[Entries from a visual dataset]
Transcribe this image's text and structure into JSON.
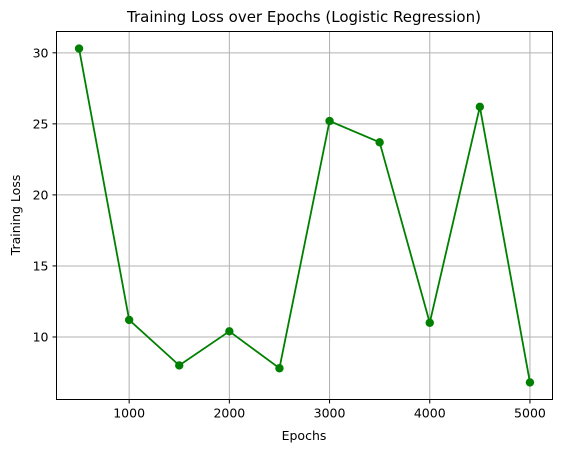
{
  "chart_data": {
    "type": "line",
    "title": "Training Loss over Epochs (Logistic Regression)",
    "xlabel": "Epochs",
    "ylabel": "Training Loss",
    "x": [
      500,
      1000,
      1500,
      2000,
      2500,
      3000,
      3500,
      4000,
      4500,
      5000
    ],
    "series": [
      {
        "values": [
          30.3,
          11.2,
          8.0,
          10.4,
          7.8,
          25.2,
          23.7,
          11.0,
          26.2,
          6.8
        ],
        "color": "#008000",
        "marker": "circle"
      }
    ],
    "xlim": [
      275,
      5225
    ],
    "ylim": [
      5.6,
      31.5
    ],
    "xticks": [
      1000,
      2000,
      3000,
      4000,
      5000
    ],
    "yticks": [
      10,
      15,
      20,
      25,
      30
    ],
    "grid": true
  }
}
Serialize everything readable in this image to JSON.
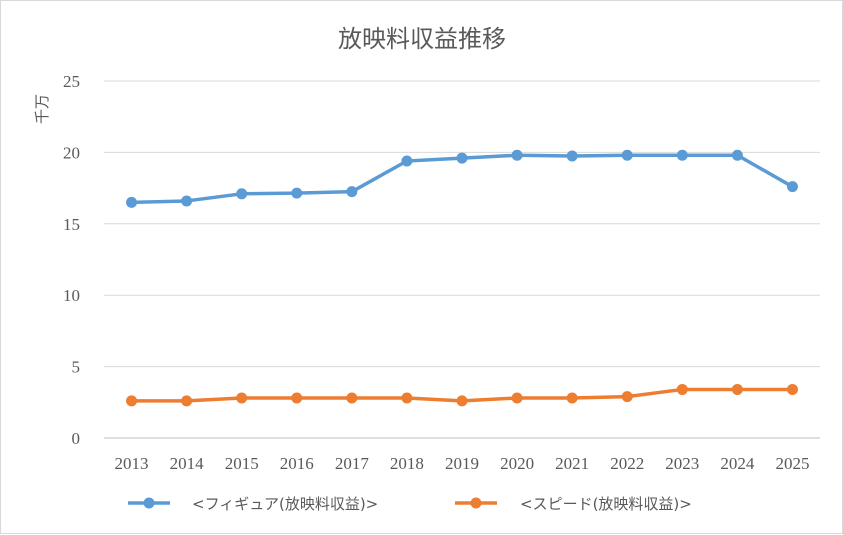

• [EXERCISE PROMPT] Find every line that includes the string "Training". Report how many there are and nothing else.

• [EXERCISE ANSWER] 2